◆ **Requisito a**
Reproduza fielmente as linhas da listagem, do início dela até a linha que contém "The end 19 is at (548, 285).", ambas incluídas.

◆ **Trecho do documento**
───

A decisão liminar do STF representa um passo significativo na garantia de direitos dos povos indígenas, ao reconhecer sua participação nos resultados da exploração de recursos hídricos. No entanto, a falta de uma legislação específica ainda gera incertezas quanto à segurança jurídica dessa decisão, afetando os indígenas e as empresas do setor elétrico. A elaboração de uma lei específica é essencial para consolidar esse direito, minimizando a dependência de medidas judiciais e garantindo que os povos indígenas tenham assegurada sua justa compensação.
O protagonismo das associações indígenas na defesa de seus interesses junto ao STF é um fator inovador e positivo, pois permite que suas demandas sejam discutidas com maior visibilidade e legitimidade. Resta agora ao Congresso Nacional e ao Poder Executivo tomarem medidas concretas para regulamentar definitivamente a matéria, garantindo segurança e justiça para as comunidades indígenas afetadas e estabilidade econômica para o setor elétrico.
[1] Art. 176. As jazidas, em lavra ou não, e demais recursos minerais e os potenciais de energia hidráulica constituem propriedade distinta da do solo, para efeito de exploração ou aproveitamento, e pertencem à União, garantida ao concessionário a propriedade do produto da lavra. § 1º A pesquisa e a lavra de recursos minerais e o aproveitamento dos potenciais a que se refere o “caput” deste artigo somente poderão ser efetuados mediante autorização ou concessão da União, no interesse nacional, por brasileiros ou empresa constituída sob as leis brasileiras e que tenha sua sede e administração no País, na forma da lei, que estabelecerá as condições específicas quando essas atividades se desenvolverem em faixa de fronteira ou terras indígenas.

───

◆ **Excertos de dados**
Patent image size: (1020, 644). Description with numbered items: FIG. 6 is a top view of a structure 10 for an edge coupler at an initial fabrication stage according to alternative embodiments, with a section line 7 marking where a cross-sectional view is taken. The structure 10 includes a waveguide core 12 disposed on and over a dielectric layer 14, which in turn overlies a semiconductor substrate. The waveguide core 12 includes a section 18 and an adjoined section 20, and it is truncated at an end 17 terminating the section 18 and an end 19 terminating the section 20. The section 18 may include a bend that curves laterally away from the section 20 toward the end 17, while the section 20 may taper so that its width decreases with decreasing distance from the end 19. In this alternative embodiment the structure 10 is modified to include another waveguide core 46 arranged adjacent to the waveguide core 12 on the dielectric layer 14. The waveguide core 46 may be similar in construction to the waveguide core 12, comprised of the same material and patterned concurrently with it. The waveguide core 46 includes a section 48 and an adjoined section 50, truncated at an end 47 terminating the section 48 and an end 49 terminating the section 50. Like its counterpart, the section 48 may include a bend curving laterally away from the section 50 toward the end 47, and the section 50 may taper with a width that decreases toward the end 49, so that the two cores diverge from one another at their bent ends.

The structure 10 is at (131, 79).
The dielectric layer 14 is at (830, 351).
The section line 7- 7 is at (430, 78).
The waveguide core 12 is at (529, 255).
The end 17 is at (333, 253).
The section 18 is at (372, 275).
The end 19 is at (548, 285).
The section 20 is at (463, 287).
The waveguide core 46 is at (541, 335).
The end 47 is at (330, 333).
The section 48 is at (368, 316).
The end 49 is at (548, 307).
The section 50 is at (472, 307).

───

◆ **Requisito b**
Prossiga a redação do texto sobre a decisão do STF relativa aos direitos dos povos indígenas, a partir do ponto em que ele termina.

◆ **Resultado da tarefa a**
Patent image size: (1020, 644). Description with numbered items: FIG. 6 is a top view of a structure 10 for an edge coupler at an initial fabrication stage according to alternative embodiments, with a section line 7 marking where a cross-sectional view is taken. The structure 10 includes a waveguide core 12 disposed on and over a dielectric layer 14, which in turn overlies a semiconductor substrate. The waveguide core 12 includes a section 18 and an adjoined section 20, and it is truncated at an end 17 terminating the section 18 and an end 19 terminating the section 20. The section 18 may include a bend that curves laterally away from the section 20 toward the end 17, while the section 20 may taper so that its width decreases with decreasing distance from the end 19. In this alternative embodiment the structure 10 is modified to include another waveguide core 46 arranged adjacent to the waveguide core 12 on the dielectric layer 14. The waveguide core 46 may be similar in construction to the waveguide core 12, comprised of the same material and patterned concurrently with it. The waveguide core 46 includes a section 48 and an adjoined section 50, truncated at an end 47 terminating the section 48 and an end 49 terminating the section 50. Like its counterpart, the section 48 may include a bend curving laterally away from the section 50 toward the end 47, and the section 50 may taper with a width that decreases toward the end 49, so that the two cores diverge from one another at their bent ends.

The structure 10 is at (131, 79).
The dielectric layer 14 is at (830, 351).
The section line 7- 7 is at (430, 78).
The waveguide core 12 is at (529, 255).
The end 17 is at (333, 253).
The section 18 is at (372, 275).
The end 19 is at (548, 285).

◆ **Resultado da tarefa b**
[2] Art. 231. São reconhecidos aos índios sua organização social, costumes, línguas, crenças e tradições, e os direitos originários sobre as terras que tradicionalmente ocupam, competindo à União demarcá-las, proteger e fazer respeitar todos os seus bens. (…) § 3º O aproveitamento dos recursos hídricos, incluídos os potenciais energéticos, a pesquisa e a lavra das riquezas minerais em terras indígenas só podem ser efetivados com autorização do Congresso Nacional, ouvidas as comunidades afetadas, ficando-lhes assegurada participação nos resultados da lavra, na forma da lei.
[3] Disponível em < https://www.camara.leg.br/proposicoesWeb/prop_mostrarintegra?codteor=1685910&filename=PL%202057/1991 > acesso em 13/03/2025
[4] Disponível em < https://legis.senado.leg.br/sdleg-getter/documento?dm=3385118&ts=1674177081086&disposition=inline > acesso em 13/03/2025
[5] Art. 99. Ficam assegurados às comunidades indígenas afetadas: I – pagamento pela ocupação e retenção da área objeto do contrato de concessão; II – participação nos resultados da lavra e dos subprodutos comercializáveis dos minérios extraídos; III – indenização pelos eventuais danos e prejuízos causados em razão da ocupação da terra para fins de servidão de pesquisa ou lavra. § 1º A participação da comunidade indígena fixada no edital, não poderá ser inferior a 3% (três por cento) do faturamento bruto resultante da comercialização do produto mineral obtido. § 2º Estende-se aos subprodutos comercializáveis do minério extraído a base de cálculo sobre a qual se define a participação da comunidade indígena no resultado da lavra.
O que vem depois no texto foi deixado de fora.